* start DATA FOR THIS TASK *

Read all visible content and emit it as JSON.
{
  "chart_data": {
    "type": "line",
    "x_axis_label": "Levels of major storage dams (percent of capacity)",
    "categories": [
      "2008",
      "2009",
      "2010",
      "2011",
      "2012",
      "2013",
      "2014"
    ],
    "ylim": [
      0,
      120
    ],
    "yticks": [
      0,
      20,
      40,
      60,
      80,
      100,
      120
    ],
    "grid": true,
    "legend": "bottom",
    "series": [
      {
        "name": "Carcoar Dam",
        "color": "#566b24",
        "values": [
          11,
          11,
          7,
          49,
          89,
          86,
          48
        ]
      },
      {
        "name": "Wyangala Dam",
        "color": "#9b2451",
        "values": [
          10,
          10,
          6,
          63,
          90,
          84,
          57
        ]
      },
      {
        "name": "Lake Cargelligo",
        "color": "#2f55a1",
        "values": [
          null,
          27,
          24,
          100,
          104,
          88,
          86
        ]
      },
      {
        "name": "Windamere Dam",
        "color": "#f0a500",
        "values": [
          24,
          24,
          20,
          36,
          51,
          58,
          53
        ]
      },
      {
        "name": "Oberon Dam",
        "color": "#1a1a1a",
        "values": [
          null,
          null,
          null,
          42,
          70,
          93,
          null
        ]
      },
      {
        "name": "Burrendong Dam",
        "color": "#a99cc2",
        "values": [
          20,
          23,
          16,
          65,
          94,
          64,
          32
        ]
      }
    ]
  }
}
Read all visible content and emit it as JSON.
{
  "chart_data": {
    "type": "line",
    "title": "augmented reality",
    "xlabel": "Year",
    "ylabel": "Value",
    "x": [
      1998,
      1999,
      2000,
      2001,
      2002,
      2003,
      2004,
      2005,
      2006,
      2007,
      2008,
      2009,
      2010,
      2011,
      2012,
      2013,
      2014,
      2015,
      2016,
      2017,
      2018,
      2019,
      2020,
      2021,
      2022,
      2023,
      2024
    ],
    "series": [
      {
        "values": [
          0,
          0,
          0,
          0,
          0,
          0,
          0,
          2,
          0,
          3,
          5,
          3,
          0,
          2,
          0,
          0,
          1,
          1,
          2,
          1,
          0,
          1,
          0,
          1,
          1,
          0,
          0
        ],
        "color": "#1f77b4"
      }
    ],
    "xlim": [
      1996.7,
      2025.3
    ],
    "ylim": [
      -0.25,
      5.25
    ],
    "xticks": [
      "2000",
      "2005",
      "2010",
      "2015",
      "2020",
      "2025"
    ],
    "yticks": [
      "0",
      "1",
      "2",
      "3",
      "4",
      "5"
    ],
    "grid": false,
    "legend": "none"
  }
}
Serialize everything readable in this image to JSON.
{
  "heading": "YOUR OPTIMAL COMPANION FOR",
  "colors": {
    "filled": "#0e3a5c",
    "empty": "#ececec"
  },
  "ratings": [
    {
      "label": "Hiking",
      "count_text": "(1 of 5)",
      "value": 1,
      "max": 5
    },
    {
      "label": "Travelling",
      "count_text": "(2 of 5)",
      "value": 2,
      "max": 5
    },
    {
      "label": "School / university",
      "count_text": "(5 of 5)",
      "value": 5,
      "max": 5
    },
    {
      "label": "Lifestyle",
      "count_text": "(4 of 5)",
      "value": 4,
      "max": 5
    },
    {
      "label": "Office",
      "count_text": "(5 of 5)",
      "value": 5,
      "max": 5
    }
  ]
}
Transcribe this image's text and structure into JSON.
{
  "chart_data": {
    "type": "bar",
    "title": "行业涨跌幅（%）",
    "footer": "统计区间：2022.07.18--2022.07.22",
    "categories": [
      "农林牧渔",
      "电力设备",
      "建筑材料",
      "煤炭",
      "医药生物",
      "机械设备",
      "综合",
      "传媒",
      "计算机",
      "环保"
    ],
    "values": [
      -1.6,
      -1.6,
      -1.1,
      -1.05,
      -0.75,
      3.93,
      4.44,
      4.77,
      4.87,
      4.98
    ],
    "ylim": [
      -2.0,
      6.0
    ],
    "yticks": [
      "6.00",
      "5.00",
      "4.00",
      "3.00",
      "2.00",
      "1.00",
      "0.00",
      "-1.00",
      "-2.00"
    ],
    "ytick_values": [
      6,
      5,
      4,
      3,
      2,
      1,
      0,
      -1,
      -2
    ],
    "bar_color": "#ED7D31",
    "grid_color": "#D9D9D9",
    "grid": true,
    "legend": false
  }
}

* end DATA FOR THIS TASK *

▶ THE EXERCISE
Read the entries and show each line that mentions "JSON".

▶ RESULT FOR THIS TASK
Read all visible content and emit it as JSON.
Read all visible content and emit it as JSON.
Serialize everything readable in this image to JSON.
Transcribe this image's text and structure into JSON.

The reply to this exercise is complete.